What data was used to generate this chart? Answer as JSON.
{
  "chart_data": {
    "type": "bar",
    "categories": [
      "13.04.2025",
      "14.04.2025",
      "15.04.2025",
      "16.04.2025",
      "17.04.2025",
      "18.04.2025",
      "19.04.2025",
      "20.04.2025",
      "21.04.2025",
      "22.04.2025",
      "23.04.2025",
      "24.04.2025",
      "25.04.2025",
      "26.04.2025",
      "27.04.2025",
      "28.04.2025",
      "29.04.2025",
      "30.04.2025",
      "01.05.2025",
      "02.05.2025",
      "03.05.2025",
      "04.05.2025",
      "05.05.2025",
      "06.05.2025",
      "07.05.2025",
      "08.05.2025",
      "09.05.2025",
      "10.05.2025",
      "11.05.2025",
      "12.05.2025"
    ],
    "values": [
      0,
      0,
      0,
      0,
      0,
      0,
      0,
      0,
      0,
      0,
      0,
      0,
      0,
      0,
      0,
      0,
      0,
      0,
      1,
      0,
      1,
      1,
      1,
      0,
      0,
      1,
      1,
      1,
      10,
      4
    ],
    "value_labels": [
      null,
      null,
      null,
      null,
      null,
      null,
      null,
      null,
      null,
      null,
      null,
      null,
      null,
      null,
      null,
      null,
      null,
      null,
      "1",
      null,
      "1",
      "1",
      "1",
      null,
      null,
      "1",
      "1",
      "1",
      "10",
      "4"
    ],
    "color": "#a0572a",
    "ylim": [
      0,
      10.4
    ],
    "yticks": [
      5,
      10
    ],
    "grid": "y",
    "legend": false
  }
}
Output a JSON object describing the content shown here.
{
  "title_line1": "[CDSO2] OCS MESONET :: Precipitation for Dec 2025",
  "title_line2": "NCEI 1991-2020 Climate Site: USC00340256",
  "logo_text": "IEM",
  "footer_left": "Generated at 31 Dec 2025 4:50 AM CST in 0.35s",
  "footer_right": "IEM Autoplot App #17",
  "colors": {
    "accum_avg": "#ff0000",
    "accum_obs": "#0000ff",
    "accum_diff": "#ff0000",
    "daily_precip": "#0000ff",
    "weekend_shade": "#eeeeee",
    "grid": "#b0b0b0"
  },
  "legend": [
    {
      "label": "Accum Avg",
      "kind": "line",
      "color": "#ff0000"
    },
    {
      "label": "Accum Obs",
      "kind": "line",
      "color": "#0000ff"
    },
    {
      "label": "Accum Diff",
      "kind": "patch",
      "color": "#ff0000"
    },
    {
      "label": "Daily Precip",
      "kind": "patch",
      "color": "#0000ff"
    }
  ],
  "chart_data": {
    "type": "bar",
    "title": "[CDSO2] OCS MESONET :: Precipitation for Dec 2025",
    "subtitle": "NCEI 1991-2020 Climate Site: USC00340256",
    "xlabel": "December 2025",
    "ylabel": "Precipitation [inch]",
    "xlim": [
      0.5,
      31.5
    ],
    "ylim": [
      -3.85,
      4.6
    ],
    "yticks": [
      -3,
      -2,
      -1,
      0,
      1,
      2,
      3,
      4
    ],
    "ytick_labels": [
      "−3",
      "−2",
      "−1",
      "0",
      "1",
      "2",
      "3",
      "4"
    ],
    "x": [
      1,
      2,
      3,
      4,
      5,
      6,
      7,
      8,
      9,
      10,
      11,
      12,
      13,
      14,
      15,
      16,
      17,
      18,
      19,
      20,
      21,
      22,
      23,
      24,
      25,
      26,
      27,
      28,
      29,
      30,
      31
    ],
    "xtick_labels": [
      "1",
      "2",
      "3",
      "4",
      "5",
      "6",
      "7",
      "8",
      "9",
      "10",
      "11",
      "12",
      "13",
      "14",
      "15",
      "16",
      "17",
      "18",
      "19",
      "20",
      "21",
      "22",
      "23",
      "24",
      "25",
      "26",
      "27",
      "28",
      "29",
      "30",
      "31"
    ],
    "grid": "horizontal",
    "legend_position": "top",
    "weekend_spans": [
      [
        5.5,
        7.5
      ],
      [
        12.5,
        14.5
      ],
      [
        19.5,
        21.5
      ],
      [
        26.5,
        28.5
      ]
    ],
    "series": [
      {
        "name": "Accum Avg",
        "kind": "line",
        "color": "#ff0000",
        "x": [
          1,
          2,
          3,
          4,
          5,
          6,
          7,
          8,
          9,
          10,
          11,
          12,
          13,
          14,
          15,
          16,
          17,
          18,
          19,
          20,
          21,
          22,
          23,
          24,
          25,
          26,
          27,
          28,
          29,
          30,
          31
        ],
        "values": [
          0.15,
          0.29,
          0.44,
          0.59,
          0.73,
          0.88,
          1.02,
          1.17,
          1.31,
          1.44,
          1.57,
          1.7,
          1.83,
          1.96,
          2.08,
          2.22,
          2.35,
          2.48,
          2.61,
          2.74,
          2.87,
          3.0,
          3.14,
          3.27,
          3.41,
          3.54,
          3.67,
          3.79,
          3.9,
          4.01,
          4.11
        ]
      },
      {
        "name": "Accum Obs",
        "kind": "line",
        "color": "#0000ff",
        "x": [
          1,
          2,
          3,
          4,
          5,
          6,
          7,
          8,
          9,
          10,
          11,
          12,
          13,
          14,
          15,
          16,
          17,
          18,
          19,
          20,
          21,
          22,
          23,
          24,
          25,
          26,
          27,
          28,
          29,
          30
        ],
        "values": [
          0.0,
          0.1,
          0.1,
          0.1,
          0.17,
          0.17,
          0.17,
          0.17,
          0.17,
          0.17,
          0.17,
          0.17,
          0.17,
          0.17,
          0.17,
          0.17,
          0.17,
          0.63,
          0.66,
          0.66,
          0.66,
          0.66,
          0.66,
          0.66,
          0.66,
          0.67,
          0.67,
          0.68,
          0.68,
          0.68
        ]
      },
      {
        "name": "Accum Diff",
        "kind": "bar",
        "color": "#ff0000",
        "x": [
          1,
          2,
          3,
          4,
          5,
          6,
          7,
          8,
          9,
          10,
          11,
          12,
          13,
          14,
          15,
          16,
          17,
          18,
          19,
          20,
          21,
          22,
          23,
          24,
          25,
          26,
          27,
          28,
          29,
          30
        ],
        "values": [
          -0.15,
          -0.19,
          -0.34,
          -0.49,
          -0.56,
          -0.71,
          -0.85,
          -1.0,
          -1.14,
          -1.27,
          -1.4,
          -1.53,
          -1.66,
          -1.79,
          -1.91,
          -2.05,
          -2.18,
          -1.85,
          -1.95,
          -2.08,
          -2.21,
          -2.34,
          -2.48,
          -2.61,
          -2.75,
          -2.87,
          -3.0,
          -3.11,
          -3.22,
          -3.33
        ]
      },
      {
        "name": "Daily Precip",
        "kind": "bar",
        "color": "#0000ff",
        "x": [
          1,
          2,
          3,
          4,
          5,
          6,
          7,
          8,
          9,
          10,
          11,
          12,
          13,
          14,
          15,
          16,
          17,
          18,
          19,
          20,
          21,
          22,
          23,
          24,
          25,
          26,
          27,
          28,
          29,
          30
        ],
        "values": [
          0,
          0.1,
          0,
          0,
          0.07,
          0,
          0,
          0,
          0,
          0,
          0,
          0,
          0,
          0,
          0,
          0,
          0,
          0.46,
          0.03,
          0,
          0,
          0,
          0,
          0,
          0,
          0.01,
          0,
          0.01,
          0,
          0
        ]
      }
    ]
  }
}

# Work to complete
Please give back all of the records exactly as written.

# Completed task
What data was used to generate this chart? Answer as JSON.
{
  "chart_data": {
    "type": "bar",
    "categories": [
      "13.04.2025",
      "14.04.2025",
      "15.04.2025",
      "16.04.2025",
      "17.04.2025",
      "18.04.2025",
      "19.04.2025",
      "20.04.2025",
      "21.04.2025",
      "22.04.2025",
      "23.04.2025",
      "24.04.2025",
      "25.04.2025",
      "26.04.2025",
      "27.04.2025",
      "28.04.2025",
      "29.04.2025",
      "30.04.2025",
      "01.05.2025",
      "02.05.2025",
      "03.05.2025",
      "04.05.2025",
      "05.05.2025",
      "06.05.2025",
      "07.05.2025",
      "08.05.2025",
      "09.05.2025",
      "10.05.2025",
      "11.05.2025",
      "12.05.2025"
    ],
    "values": [
      0,
      0,
      0,
      0,
      0,
      0,
      0,
      0,
      0,
      0,
      0,
      0,
      0,
      0,
      0,
      0,
      0,
      0,
      1,
      0,
      1,
      1,
      1,
      0,
      0,
      1,
      1,
      1,
      10,
      4
    ],
    "value_labels": [
      null,
      null,
      null,
      null,
      null,
      null,
      null,
      null,
      null,
      null,
      null,
      null,
      null,
      null,
      null,
      null,
      null,
      null,
      "1",
      null,
      "1",
      "1",
      "1",
      null,
      null,
      "1",
      "1",
      "1",
      "10",
      "4"
    ],
    "color": "#a0572a",
    "ylim": [
      0,
      10.4
    ],
    "yticks": [
      5,
      10
    ],
    "grid": "y",
    "legend": false
  }
}
Output a JSON object describing the content shown here.
{
  "title_line1": "[CDSO2] OCS MESONET :: Precipitation for Dec 2025",
  "title_line2": "NCEI 1991-2020 Climate Site: USC00340256",
  "logo_text": "IEM",
  "footer_left": "Generated at 31 Dec 2025 4:50 AM CST in 0.35s",
  "footer_right": "IEM Autoplot App #17",
  "colors": {
    "accum_avg": "#ff0000",
    "accum_obs": "#0000ff",
    "accum_diff": "#ff0000",
    "daily_precip": "#0000ff",
    "weekend_shade": "#eeeeee",
    "grid": "#b0b0b0"
  },
  "legend": [
    {
      "label": "Accum Avg",
      "kind": "line",
      "color": "#ff0000"
    },
    {
      "label": "Accum Obs",
      "kind": "line",
      "color": "#0000ff"
    },
    {
      "label": "Accum Diff",
      "kind": "patch",
      "color": "#ff0000"
    },
    {
      "label": "Daily Precip",
      "kind": "patch",
      "color": "#0000ff"
    }
  ],
  "chart_data": {
    "type": "bar",
    "title": "[CDSO2] OCS MESONET :: Precipitation for Dec 2025",
    "subtitle": "NCEI 1991-2020 Climate Site: USC00340256",
    "xlabel": "December 2025",
    "ylabel": "Precipitation [inch]",
    "xlim": [
      0.5,
      31.5
    ],
    "ylim": [
      -3.85,
      4.6
    ],
    "yticks": [
      -3,
      -2,
      -1,
      0,
      1,
      2,
      3,
      4
    ],
    "ytick_labels": [
      "−3",
      "−2",
      "−1",
      "0",
      "1",
      "2",
      "3",
      "4"
    ],
    "x": [
      1,
      2,
      3,
      4,
      5,
      6,
      7,
      8,
      9,
      10,
      11,
      12,
      13,
      14,
      15,
      16,
      17,
      18,
      19,
      20,
      21,
      22,
      23,
      24,
      25,
      26,
      27,
      28,
      29,
      30,
      31
    ],
    "xtick_labels": [
      "1",
      "2",
      "3",
      "4",
      "5",
      "6",
      "7",
      "8",
      "9",
      "10",
      "11",
      "12",
      "13",
      "14",
      "15",
      "16",
      "17",
      "18",
      "19",
      "20",
      "21",
      "22",
      "23",
      "24",
      "25",
      "26",
      "27",
      "28",
      "29",
      "30",
      "31"
    ],
    "grid": "horizontal",
    "legend_position": "top",
    "weekend_spans": [
      [
        5.5,
        7.5
      ],
      [
        12.5,
        14.5
      ],
      [
        19.5,
        21.5
      ],
      [
        26.5,
        28.5
      ]
    ],
    "series": [
      {
        "name": "Accum Avg",
        "kind": "line",
        "color": "#ff0000",
        "x": [
          1,
          2,
          3,
          4,
          5,
          6,
          7,
          8,
          9,
          10,
          11,
          12,
          13,
          14,
          15,
          16,
          17,
          18,
          19,
          20,
          21,
          22,
          23,
          24,
          25,
          26,
          27,
          28,
          29,
          30,
          31
        ],
        "values": [
          0.15,
          0.29,
          0.44,
          0.59,
          0.73,
          0.88,
          1.02,
          1.17,
          1.31,
          1.44,
          1.57,
          1.7,
          1.83,
          1.96,
          2.08,
          2.22,
          2.35,
          2.48,
          2.61,
          2.74,
          2.87,
          3.0,
          3.14,
          3.27,
          3.41,
          3.54,
          3.67,
          3.79,
          3.9,
          4.01,
          4.11
        ]
      },
      {
        "name": "Accum Obs",
        "kind": "line",
        "color": "#0000ff",
        "x": [
          1,
          2,
          3,
          4,
          5,
          6,
          7,
          8,
          9,
          10,
          11,
          12,
          13,
          14,
          15,
          16,
          17,
          18,
          19,
          20,
          21,
          22,
          23,
          24,
          25,
          26,
          27,
          28,
          29,
          30
        ],
        "values": [
          0.0,
          0.1,
          0.1,
          0.1,
          0.17,
          0.17,
          0.17,
          0.17,
          0.17,
          0.17,
          0.17,
          0.17,
          0.17,
          0.17,
          0.17,
          0.17,
          0.17,
          0.63,
          0.66,
          0.66,
          0.66,
          0.66,
          0.66,
          0.66,
          0.66,
          0.67,
          0.67,
          0.68,
          0.68,
          0.68
        ]
      },
      {
        "name": "Accum Diff",
        "kind": "bar",
        "color": "#ff0000",
        "x": [
          1,
          2,
          3,
          4,
          5,
          6,
          7,
          8,
          9,
          10,
          11,
          12,
          13,
          14,
          15,
          16,
          17,
          18,
          19,
          20,
          21,
          22,
          23,
          24,
          25,
          26,
          27,
          28,
          29,
          30
        ],
        "values": [
          -0.15,
          -0.19,
          -0.34,
          -0.49,
          -0.56,
          -0.71,
          -0.85,
          -1.0,
          -1.14,
          -1.27,
          -1.4,
          -1.53,
          -1.66,
          -1.79,
          -1.91,
          -2.05,
          -2.18,
          -1.85,
          -1.95,
          -2.08,
          -2.21,
          -2.34,
          -2.48,
          -2.61,
          -2.75,
          -2.87,
          -3.0,
          -3.11,
          -3.22,
          -3.33
        ]
      },
      {
        "name": "Daily Precip",
        "kind": "bar",
        "color": "#0000ff",
        "x": [
          1,
          2,
          3,
          4,
          5,
          6,
          7,
          8,
          9,
          10,
          11,
          12,
          13,
          14,
          15,
          16,
          17,
          18,
          19,
          20,
          21,
          22,
          23,
          24,
          25,
          26,
          27,
          28,
          29,
          30
        ],
        "values": [
          0,
          0.1,
          0,
          0,
          0.07,
          0,
          0,
          0,
          0,
          0,
          0,
          0,
          0,
          0,
          0,
          0,
          0,
          0.46,
          0.03,
          0,
          0,
          0,
          0,
          0,
          0,
          0.01,
          0,
          0.01,
          0,
          0
        ]
      }
    ]
  }
}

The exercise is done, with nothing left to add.